▶ _Short task_
Which lines hold the word "аккордов"? Show each of them.

▶ _Records for the exercise_
┌──

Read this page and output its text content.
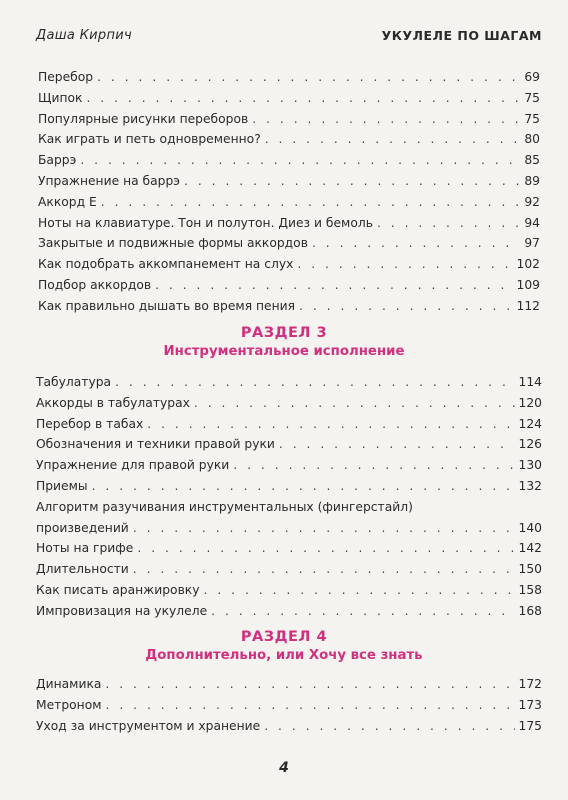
Даша Кирпич	УКУЛЕЛЕ ПО ШАГАМ
Перебор . . .	69
Щипок . . .	75
Популярные рисунки переборов . . .	75
Как играть и петь одновременно? . . .	80
Баррэ . . .	85
Упражнение на баррэ . . .	89
Аккорд E . . .	92
Ноты на клавиатуре. Тон и полутон. Диез и бемоль . . .	94
Закрытые и подвижные формы аккордов . . .	97
Как подобрать аккомпанемент на слух . . .	102
Подбор аккордов . . .	109
Как правильно дышать во время пения . . .	112
РАЗДЕЛ 3
Инструментальное исполнение
Табулатура . . .	114
Аккорды в табулатурах . . .	120
Перебор в табах . . .	124
Обозначения и техники правой руки . . .	126
Упражнение для правой руки . . .	130
Приемы . . .	132
Алгоритм разучивания инструментальных (фингерстайл)
произведений . . .	140
Ноты на грифе . . .	142
Длительности . . .	150
Как писать аранжировку . . .	158
Импровизация на укулеле . . .	168
РАЗДЕЛ 4
Дополнительно, или Хочу все знать
Динамика . . .	172
Метроном . . .	173
Уход за инструментом и хранение . . .	175
4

└──

▶ _Solution to this exercise_
Закрытые и подвижные формы аккордов . . .	97
Подбор аккордов . . .	109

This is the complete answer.